DIRECTION: Omit every picture and output the rest of the records exactly as they are.

MATERIAL:
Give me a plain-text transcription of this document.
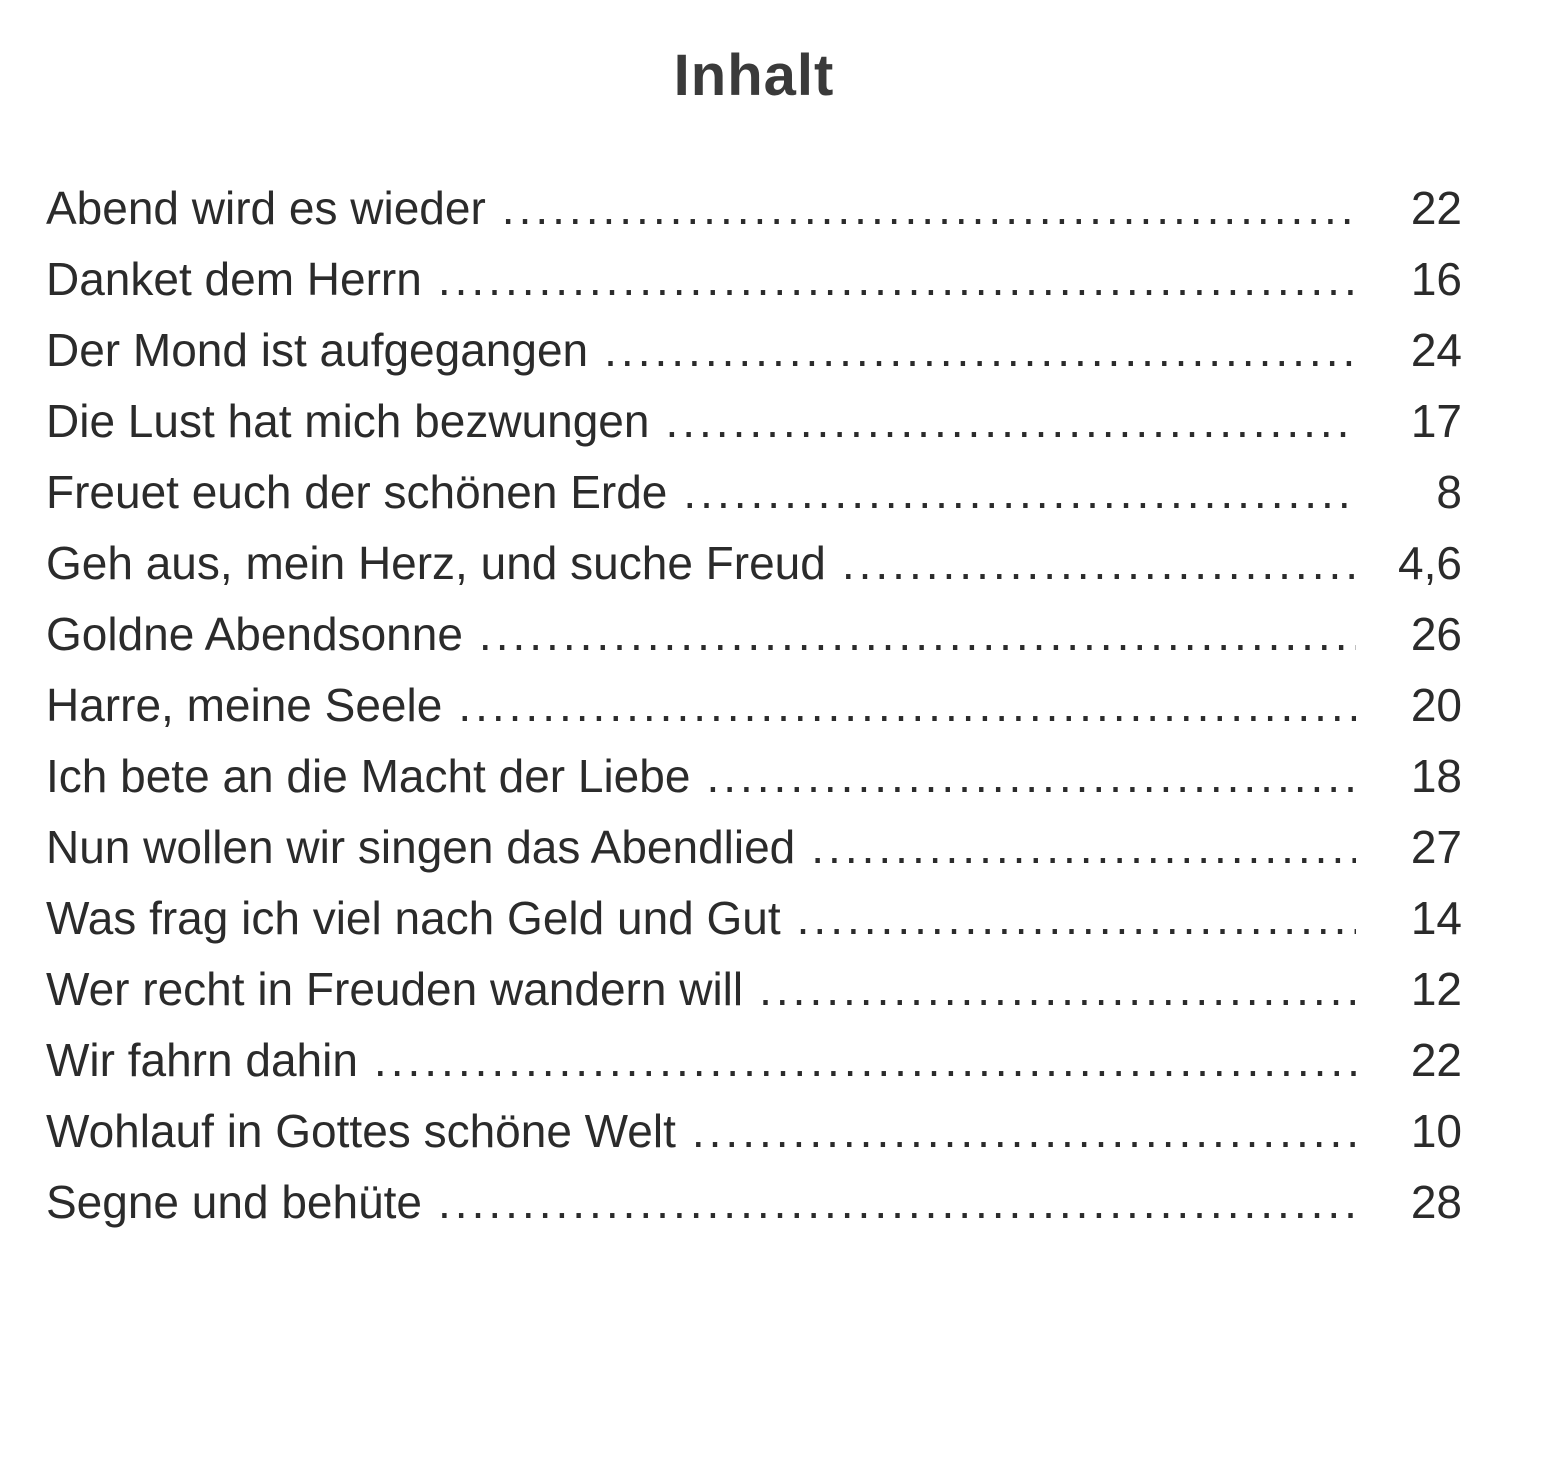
Inhalt
Abend wird es wieder .....	22
Danket dem Herrn .....	16
Der Mond ist aufgegangen .....	24
Die Lust hat mich bezwungen .....	17
Freuet euch der schönen Erde .....	8
Geh aus, mein Herz, und suche Freud .....	4,6
Goldne Abendsonne .....	26
Harre, meine Seele .....	20
Ich bete an die Macht der Liebe .....	18
Nun wollen wir singen das Abendlied .....	27
Was frag ich viel nach Geld und Gut .....	14
Wer recht in Freuden wandern will .....	12
Wir fahrn dahin .....	22
Wohlauf in Gottes schöne Welt .....	10
Segne und behüte .....	28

ANSWER TO THE PROBLEM:
Give me a plain-text transcription of this document.
Inhalt
Abend wird es wieder .....	22
Danket dem Herrn .....	16
Der Mond ist aufgegangen .....	24
Die Lust hat mich bezwungen .....	17
Freuet euch der schönen Erde .....	8
Geh aus, mein Herz, und suche Freud .....	4,6
Goldne Abendsonne .....	26
Harre, meine Seele .....	20
Ich bete an die Macht der Liebe .....	18
Nun wollen wir singen das Abendlied .....	27
Was frag ich viel nach Geld und Gut .....	14
Wer recht in Freuden wandern will .....	12
Wir fahrn dahin .....	22
Wohlauf in Gottes schöne Welt .....	10
Segne und behüte .....	28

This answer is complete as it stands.